START

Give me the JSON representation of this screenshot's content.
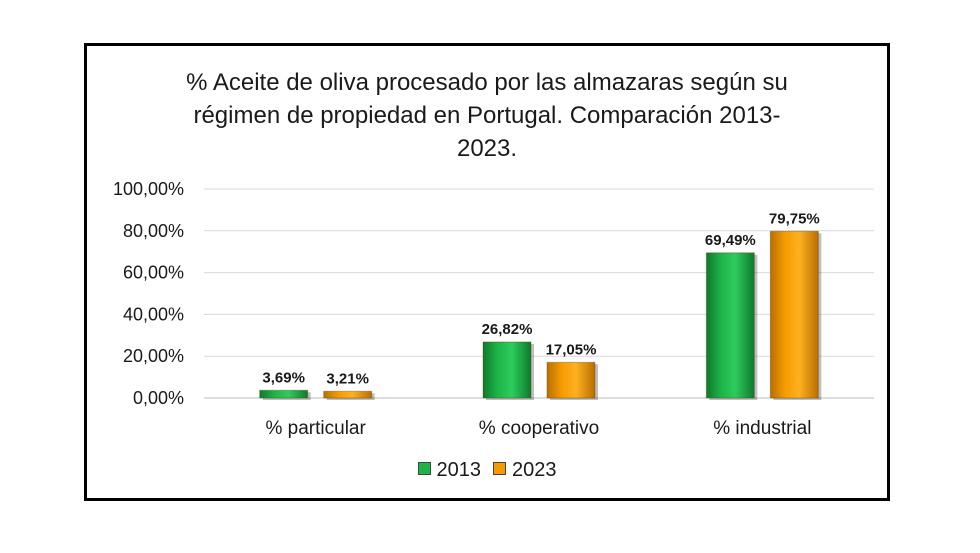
{
  "chart_data": {
    "type": "bar",
    "title_lines": [
      "% Aceite de oliva procesado por las almazaras según su",
      "régimen de propiedad en Portugal. Comparación 2013-",
      "2023."
    ],
    "categories": [
      "% particular",
      "% cooperativo",
      "% industrial"
    ],
    "series": [
      {
        "name": "2013",
        "color": "#1db348",
        "values": [
          3.69,
          26.82,
          69.49
        ],
        "labels": [
          "3,69%",
          "26,82%",
          "69,49%"
        ]
      },
      {
        "name": "2023",
        "color": "#f59b00",
        "values": [
          3.21,
          17.05,
          79.75
        ],
        "labels": [
          "3,21%",
          "17,05%",
          "79,75%"
        ]
      }
    ],
    "ylim": [
      0,
      100
    ],
    "yticks": [
      0,
      20,
      40,
      60,
      80,
      100
    ],
    "ytick_labels": [
      "0,00%",
      "20,00%",
      "40,00%",
      "60,00%",
      "80,00%",
      "100,00%"
    ],
    "grid": true,
    "legend": "bottom"
  }
}
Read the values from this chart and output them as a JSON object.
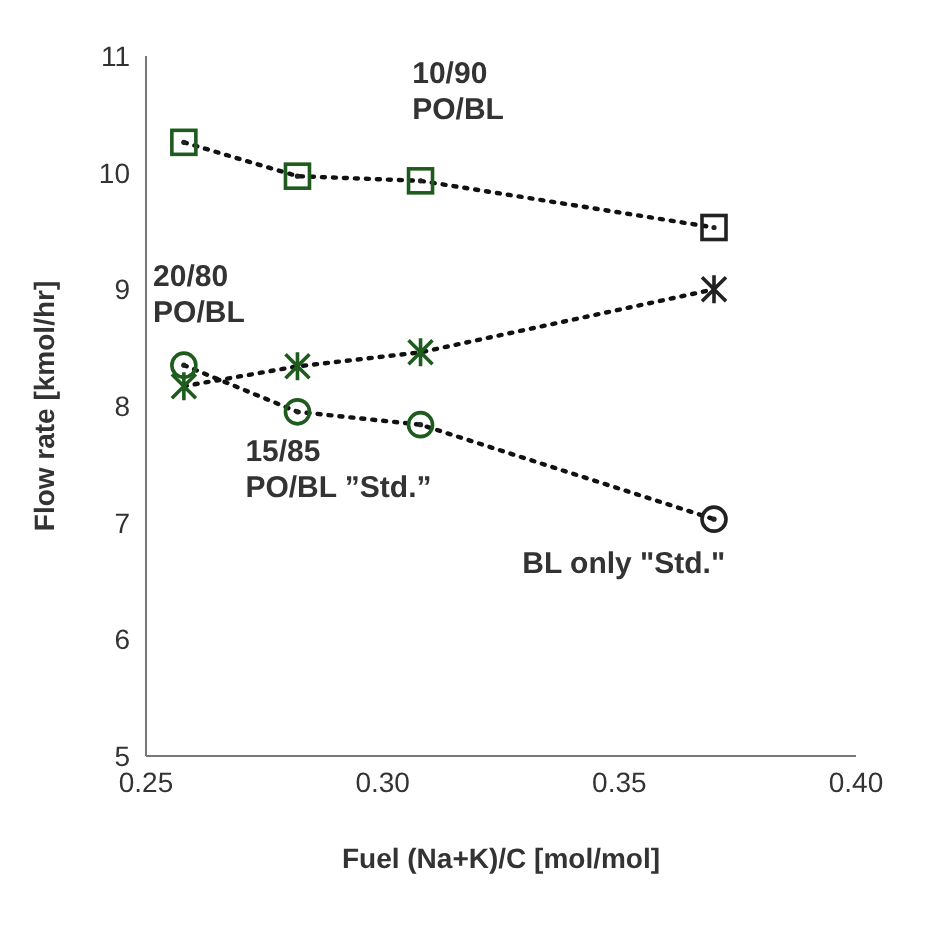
{
  "chart_data": {
    "type": "line",
    "xlabel": "Fuel (Na+K)/C [mol/mol]",
    "ylabel": "Flow rate [kmol/hr]",
    "x": [
      0.258,
      0.282,
      0.308,
      0.37
    ],
    "series": [
      {
        "marker": "square",
        "colors": [
          "#1e5c1e",
          "#1e5c1e",
          "#1e5c1e",
          "#222222"
        ],
        "values": [
          10.26,
          9.97,
          9.93,
          9.53
        ]
      },
      {
        "marker": "cross",
        "colors": [
          "#1e5c1e",
          "#1e5c1e",
          "#1e5c1e",
          "#222222"
        ],
        "values": [
          8.17,
          8.34,
          8.46,
          9.0
        ]
      },
      {
        "marker": "circle",
        "colors": [
          "#1e5c1e",
          "#1e5c1e",
          "#1e5c1e",
          "#222222"
        ],
        "values": [
          8.35,
          7.95,
          7.84,
          7.03
        ]
      }
    ],
    "line_style": "dotted",
    "xlim": [
      0.25,
      0.4
    ],
    "xticks": [
      {
        "value": 0.25,
        "label": "0.25"
      },
      {
        "value": 0.3,
        "label": "0.30"
      },
      {
        "value": 0.35,
        "label": "0.35"
      },
      {
        "value": 0.4,
        "label": "0.40"
      }
    ],
    "ylim": [
      5,
      11
    ],
    "yticks": [
      5,
      6,
      7,
      8,
      9,
      10,
      11
    ],
    "grid": false,
    "legend": false,
    "annotations": [
      "10/90\nPO/BL",
      "20/80\nPO/BL",
      "15/85\nPO/BL ”Std.”",
      "BL only \"Std.\""
    ]
  }
}
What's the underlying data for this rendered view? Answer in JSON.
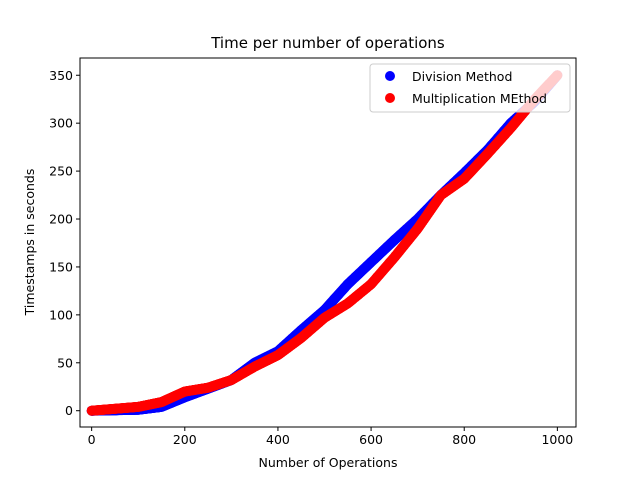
{
  "chart_data": {
    "type": "scatter",
    "title": "Time per number of operations",
    "xlabel": "Number of Operations",
    "ylabel": "Timestamps in seconds",
    "xlim": [
      -25,
      1040
    ],
    "ylim": [
      -17,
      368
    ],
    "xticks": [
      0,
      200,
      400,
      600,
      800,
      1000
    ],
    "yticks": [
      0,
      50,
      100,
      150,
      200,
      250,
      300,
      350
    ],
    "grid": false,
    "legend_position": "top-right",
    "series": [
      {
        "name": "Division Method",
        "color": "#0000ff",
        "points": [
          [
            0,
            0
          ],
          [
            50,
            0.5
          ],
          [
            100,
            1
          ],
          [
            150,
            4
          ],
          [
            200,
            14
          ],
          [
            250,
            23
          ],
          [
            300,
            32
          ],
          [
            350,
            50
          ],
          [
            400,
            62
          ],
          [
            450,
            84
          ],
          [
            500,
            105
          ],
          [
            550,
            132
          ],
          [
            600,
            155
          ],
          [
            650,
            178
          ],
          [
            700,
            200
          ],
          [
            750,
            225
          ],
          [
            800,
            248
          ],
          [
            850,
            272
          ],
          [
            900,
            300
          ],
          [
            950,
            322
          ],
          [
            1000,
            350
          ]
        ]
      },
      {
        "name": "Multiplication MEthod",
        "color": "#ff0000",
        "points": [
          [
            0,
            0
          ],
          [
            50,
            2
          ],
          [
            100,
            4
          ],
          [
            150,
            9
          ],
          [
            200,
            20
          ],
          [
            250,
            24
          ],
          [
            300,
            32
          ],
          [
            350,
            46
          ],
          [
            400,
            58
          ],
          [
            450,
            76
          ],
          [
            500,
            97
          ],
          [
            550,
            112
          ],
          [
            600,
            132
          ],
          [
            650,
            160
          ],
          [
            700,
            190
          ],
          [
            750,
            225
          ],
          [
            800,
            242
          ],
          [
            850,
            268
          ],
          [
            900,
            295
          ],
          [
            950,
            324
          ],
          [
            1000,
            350
          ]
        ]
      }
    ]
  }
}
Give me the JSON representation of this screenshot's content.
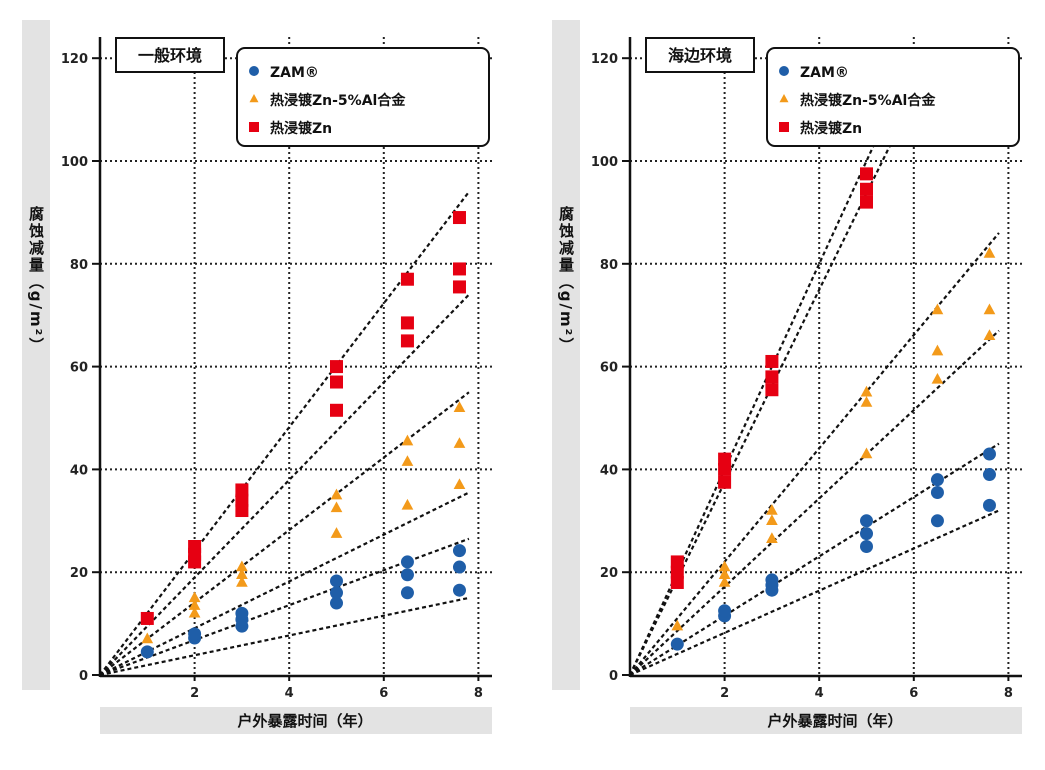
{
  "colors": {
    "zam": "#1f5ea8",
    "znal": "#f39a1a",
    "zn": "#e60012",
    "bar": "#e3e3e3"
  },
  "chart_data": [
    {
      "type": "scatter",
      "title": "一般环境",
      "xlabel": "户外暴露时间（年）",
      "ylabel": "腐蚀减量（g/m²）",
      "xlim": [
        0,
        8.3
      ],
      "ylim": [
        0,
        123
      ],
      "xticks": [
        "2",
        "4",
        "6",
        "8"
      ],
      "yticks": [
        "0",
        "20",
        "40",
        "60",
        "80",
        "100",
        "120"
      ],
      "grid": true,
      "legend_position": "top-right",
      "series": [
        {
          "name": "ZAM®",
          "marker": "circle",
          "key": "zam",
          "points": [
            [
              1,
              4.5
            ],
            [
              2,
              7.2
            ],
            [
              2,
              8
            ],
            [
              3,
              9.5
            ],
            [
              3,
              10.8
            ],
            [
              3,
              12
            ],
            [
              5,
              14
            ],
            [
              5,
              16
            ],
            [
              5,
              18.3
            ],
            [
              6.5,
              16
            ],
            [
              6.5,
              19.5
            ],
            [
              6.5,
              22
            ],
            [
              7.6,
              16.5
            ],
            [
              7.6,
              21
            ],
            [
              7.6,
              24.2
            ]
          ],
          "trend_ends": [
            [
              7.8,
              26.5
            ],
            [
              7.8,
              15
            ]
          ]
        },
        {
          "name": "热浸镀Zn-5%Al合金",
          "marker": "triangle",
          "key": "znal",
          "points": [
            [
              1,
              7
            ],
            [
              2,
              12
            ],
            [
              2,
              13.5
            ],
            [
              2,
              15
            ],
            [
              3,
              18
            ],
            [
              3,
              19.5
            ],
            [
              3,
              21
            ],
            [
              5,
              27.5
            ],
            [
              5,
              32.5
            ],
            [
              5,
              35
            ],
            [
              6.5,
              33
            ],
            [
              6.5,
              41.5
            ],
            [
              6.5,
              45.5
            ],
            [
              7.6,
              37
            ],
            [
              7.6,
              45
            ],
            [
              7.6,
              52
            ]
          ],
          "trend_ends": [
            [
              7.8,
              55
            ],
            [
              7.8,
              35.5
            ]
          ]
        },
        {
          "name": "热浸镀Zn",
          "marker": "square",
          "key": "zn",
          "points": [
            [
              1,
              11
            ],
            [
              2,
              22
            ],
            [
              2,
              23.5
            ],
            [
              2,
              25
            ],
            [
              3,
              32
            ],
            [
              3,
              34
            ],
            [
              3,
              36
            ],
            [
              5,
              51.5
            ],
            [
              5,
              57
            ],
            [
              5,
              60
            ],
            [
              6.5,
              65
            ],
            [
              6.5,
              68.5
            ],
            [
              6.5,
              77
            ],
            [
              7.6,
              75.5
            ],
            [
              7.6,
              79
            ],
            [
              7.6,
              89
            ]
          ],
          "trend_ends": [
            [
              7.8,
              94
            ],
            [
              7.8,
              74
            ]
          ]
        }
      ]
    },
    {
      "type": "scatter",
      "title": "海边环境",
      "xlabel": "户外暴露时间（年）",
      "ylabel": "腐蚀减量（g/m²）",
      "xlim": [
        0,
        8.3
      ],
      "ylim": [
        0,
        123
      ],
      "xticks": [
        "2",
        "4",
        "6",
        "8"
      ],
      "yticks": [
        "0",
        "20",
        "40",
        "60",
        "80",
        "100",
        "120"
      ],
      "grid": true,
      "legend_position": "top-right",
      "series": [
        {
          "name": "ZAM®",
          "marker": "circle",
          "key": "zam",
          "points": [
            [
              1,
              6
            ],
            [
              2,
              11.5
            ],
            [
              2,
              12.5
            ],
            [
              3,
              16.5
            ],
            [
              3,
              17.5
            ],
            [
              3,
              18.5
            ],
            [
              5,
              25
            ],
            [
              5,
              27.5
            ],
            [
              5,
              30
            ],
            [
              6.5,
              30
            ],
            [
              6.5,
              35.5
            ],
            [
              6.5,
              38
            ],
            [
              7.6,
              33
            ],
            [
              7.6,
              39
            ],
            [
              7.6,
              43
            ]
          ],
          "trend_ends": [
            [
              7.8,
              45
            ],
            [
              7.8,
              32
            ]
          ]
        },
        {
          "name": "热浸镀Zn-5%Al合金",
          "marker": "triangle",
          "key": "znal",
          "points": [
            [
              1,
              9.5
            ],
            [
              2,
              18
            ],
            [
              2,
              19.5
            ],
            [
              2,
              21
            ],
            [
              3,
              26.5
            ],
            [
              3,
              30
            ],
            [
              3,
              32
            ],
            [
              5,
              43
            ],
            [
              5,
              53
            ],
            [
              5,
              55
            ],
            [
              6.5,
              57.5
            ],
            [
              6.5,
              63
            ],
            [
              6.5,
              71
            ],
            [
              7.6,
              66
            ],
            [
              7.6,
              71
            ],
            [
              7.6,
              82
            ]
          ],
          "trend_ends": [
            [
              7.8,
              86
            ],
            [
              7.8,
              67
            ]
          ]
        },
        {
          "name": "热浸镀Zn",
          "marker": "square",
          "key": "zn",
          "points": [
            [
              1,
              18
            ],
            [
              1,
              20
            ],
            [
              1,
              22
            ],
            [
              2,
              37.5
            ],
            [
              2,
              40
            ],
            [
              2,
              42
            ],
            [
              3,
              55.5
            ],
            [
              3,
              58
            ],
            [
              3,
              61
            ],
            [
              5,
              92
            ],
            [
              5,
              94.5
            ],
            [
              5,
              97.5
            ]
          ],
          "trend_ends": [
            [
              5.2,
              104
            ],
            [
              5.55,
              104
            ]
          ]
        }
      ]
    }
  ]
}
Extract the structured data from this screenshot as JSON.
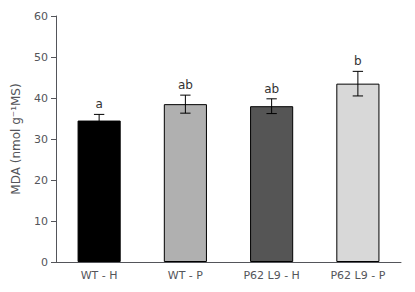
{
  "chart_data": {
    "type": "bar",
    "categories": [
      "WT - H",
      "WT - P",
      "P62 L9 - H",
      "P62 L9 - P"
    ],
    "values": [
      34.5,
      38.5,
      38.0,
      43.5
    ],
    "errors": [
      1.5,
      2.2,
      1.8,
      3.0
    ],
    "annotations": [
      "a",
      "ab",
      "ab",
      "b"
    ],
    "colors": [
      "#000000",
      "#b0b0b0",
      "#555555",
      "#d8d8d8"
    ],
    "ylabel": "MDA (nmol g⁻¹MS)",
    "ylim": [
      0,
      60
    ],
    "yticks": [
      0,
      10,
      20,
      30,
      40,
      50,
      60
    ],
    "grid": false
  }
}
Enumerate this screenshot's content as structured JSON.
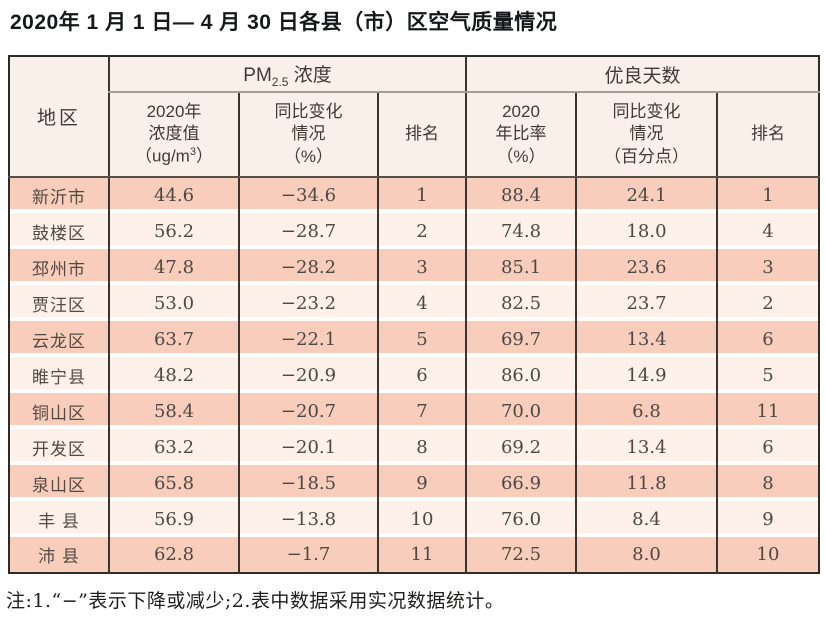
{
  "title": "2020年 1 月 1 日— 4 月 30 日各县（市）区空气质量情况",
  "table": {
    "header": {
      "region": "地区",
      "pm_group": {
        "prefix": "PM",
        "sub": "2.5",
        "suffix": " 浓度"
      },
      "good_group": "优良天数",
      "pm_value": {
        "line1": "2020年",
        "line2": "浓度值",
        "line3_pre": "（ug/m",
        "line3_sup": "3",
        "line3_post": "）"
      },
      "pm_change": {
        "line1": "同比变化",
        "line2": "情况",
        "line3": "（%）"
      },
      "pm_rank": "排名",
      "good_ratio": {
        "line1": "2020",
        "line2": "年比率",
        "line3": "（%）"
      },
      "good_change": {
        "line1": "同比变化",
        "line2": "情况",
        "line3": "（百分点）"
      },
      "good_rank": "排名"
    },
    "rows": [
      {
        "region": "新沂市",
        "pm_value": "44.6",
        "pm_change": "−34.6",
        "pm_rank": "1",
        "good_ratio": "88.4",
        "good_change": "24.1",
        "good_rank": "1"
      },
      {
        "region": "鼓楼区",
        "pm_value": "56.2",
        "pm_change": "−28.7",
        "pm_rank": "2",
        "good_ratio": "74.8",
        "good_change": "18.0",
        "good_rank": "4"
      },
      {
        "region": "邳州市",
        "pm_value": "47.8",
        "pm_change": "−28.2",
        "pm_rank": "3",
        "good_ratio": "85.1",
        "good_change": "23.6",
        "good_rank": "3"
      },
      {
        "region": "贾汪区",
        "pm_value": "53.0",
        "pm_change": "−23.2",
        "pm_rank": "4",
        "good_ratio": "82.5",
        "good_change": "23.7",
        "good_rank": "2"
      },
      {
        "region": "云龙区",
        "pm_value": "63.7",
        "pm_change": "−22.1",
        "pm_rank": "5",
        "good_ratio": "69.7",
        "good_change": "13.4",
        "good_rank": "6"
      },
      {
        "region": "睢宁县",
        "pm_value": "48.2",
        "pm_change": "−20.9",
        "pm_rank": "6",
        "good_ratio": "86.0",
        "good_change": "14.9",
        "good_rank": "5"
      },
      {
        "region": "铜山区",
        "pm_value": "58.4",
        "pm_change": "−20.7",
        "pm_rank": "7",
        "good_ratio": "70.0",
        "good_change": "6.8",
        "good_rank": "11"
      },
      {
        "region": "开发区",
        "pm_value": "63.2",
        "pm_change": "−20.1",
        "pm_rank": "8",
        "good_ratio": "69.2",
        "good_change": "13.4",
        "good_rank": "6"
      },
      {
        "region": "泉山区",
        "pm_value": "65.8",
        "pm_change": "−18.5",
        "pm_rank": "9",
        "good_ratio": "66.9",
        "good_change": "11.8",
        "good_rank": "8"
      },
      {
        "region": "丰 县",
        "pm_value": "56.9",
        "pm_change": "−13.8",
        "pm_rank": "10",
        "good_ratio": "76.0",
        "good_change": "8.4",
        "good_rank": "9"
      },
      {
        "region": "沛 县",
        "pm_value": "62.8",
        "pm_change": "−1.7",
        "pm_rank": "11",
        "good_ratio": "72.5",
        "good_change": "8.0",
        "good_rank": "10"
      }
    ]
  },
  "footnote": "注:1.“−”表示下降或减少;2.表中数据采用实况数据统计。",
  "colors": {
    "row_peach": "#f8cdbc",
    "row_cream": "#fdf1e9",
    "header_bg": "#fbf0e9",
    "border_dark": "#3a342e",
    "border_gray": "#a59d96"
  }
}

END

» PROBLEM DESCRIPTION: Select and copy every line of the material that holds the string "name".

» FINAL RESULT:
        "name": "2013",
        "name": "2023",
        "name": "Division Method",
        "name": "Multiplication MEthod",
          "name": "ZAM®",
          "name": "热浸镀Zn-5%Al合金",
          "name": "热浸镀Zn",
          "name": "ZAM®",
          "name": "热浸镀Zn-5%Al合金",
          "name": "热浸镀Zn",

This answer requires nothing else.